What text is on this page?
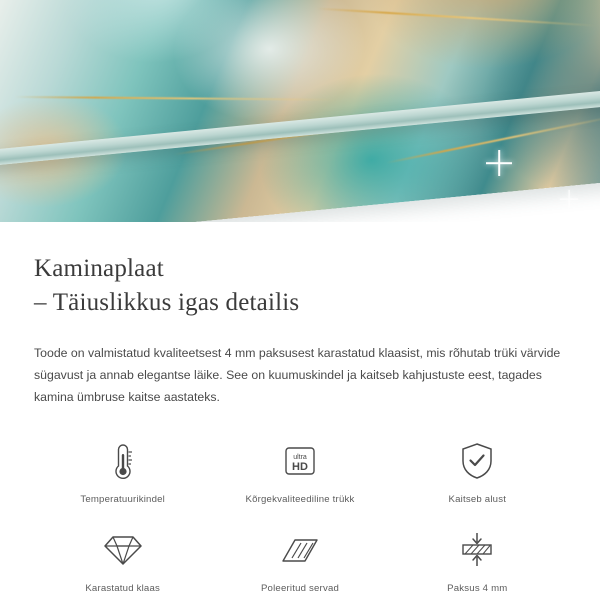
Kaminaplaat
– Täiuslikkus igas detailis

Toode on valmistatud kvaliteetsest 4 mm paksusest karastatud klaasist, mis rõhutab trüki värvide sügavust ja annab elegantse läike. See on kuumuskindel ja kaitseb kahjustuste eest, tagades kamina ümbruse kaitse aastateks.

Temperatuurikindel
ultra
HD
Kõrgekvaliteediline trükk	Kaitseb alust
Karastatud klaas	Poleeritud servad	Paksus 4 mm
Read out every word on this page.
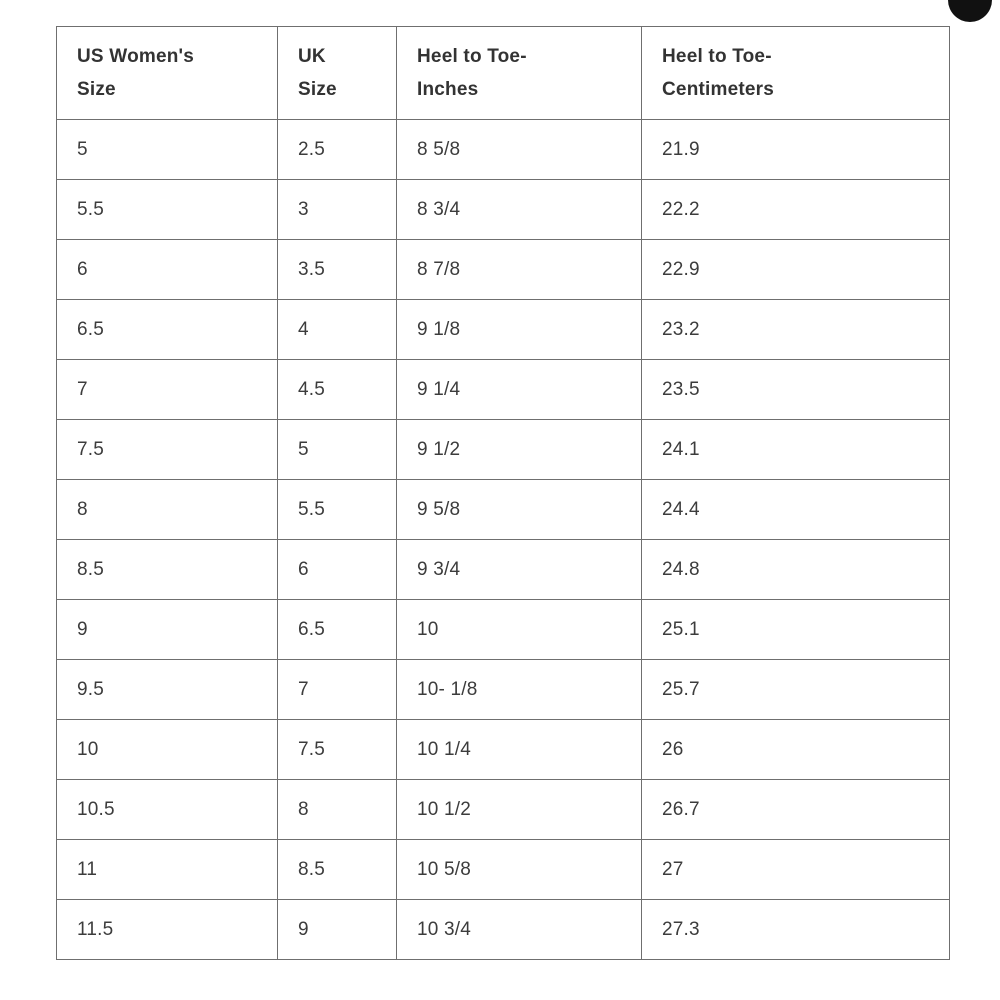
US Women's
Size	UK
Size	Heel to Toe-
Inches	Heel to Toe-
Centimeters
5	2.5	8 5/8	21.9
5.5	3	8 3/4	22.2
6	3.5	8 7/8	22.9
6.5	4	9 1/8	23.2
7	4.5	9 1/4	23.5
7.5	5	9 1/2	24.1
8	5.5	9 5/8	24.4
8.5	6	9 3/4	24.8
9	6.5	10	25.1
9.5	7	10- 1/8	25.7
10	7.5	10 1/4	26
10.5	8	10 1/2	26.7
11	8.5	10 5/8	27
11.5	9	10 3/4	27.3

****************************************

## Exercise
Quote each entry above verbatim and drop the pictures.

## Result
What text is on this page?
Kaminaplaat
– Täiuslikkus igas detailis

Toode on valmistatud kvaliteetsest 4 mm paksusest karastatud klaasist, mis rõhutab trüki värvide sügavust ja annab elegantse läike. See on kuumuskindel ja kaitseb kahjustuste eest, tagades kamina ümbruse kaitse aastateks.

Temperatuurikindel
ultra
HD
Kõrgekvaliteediline trükk	Kaitseb alust
Karastatud klaas	Poleeritud servad	Paksus 4 mm
Read out every word on this page.
US Women's
Size	UK
Size	Heel to Toe-
Inches	Heel to Toe-
Centimeters
5	2.5	8 5/8	21.9
5.5	3	8 3/4	22.2
6	3.5	8 7/8	22.9
6.5	4	9 1/8	23.2
7	4.5	9 1/4	23.5
7.5	5	9 1/2	24.1
8	5.5	9 5/8	24.4
8.5	6	9 3/4	24.8
9	6.5	10	25.1
9.5	7	10- 1/8	25.7
10	7.5	10 1/4	26
10.5	8	10 1/2	26.7
11	8.5	10 5/8	27
11.5	9	10 3/4	27.3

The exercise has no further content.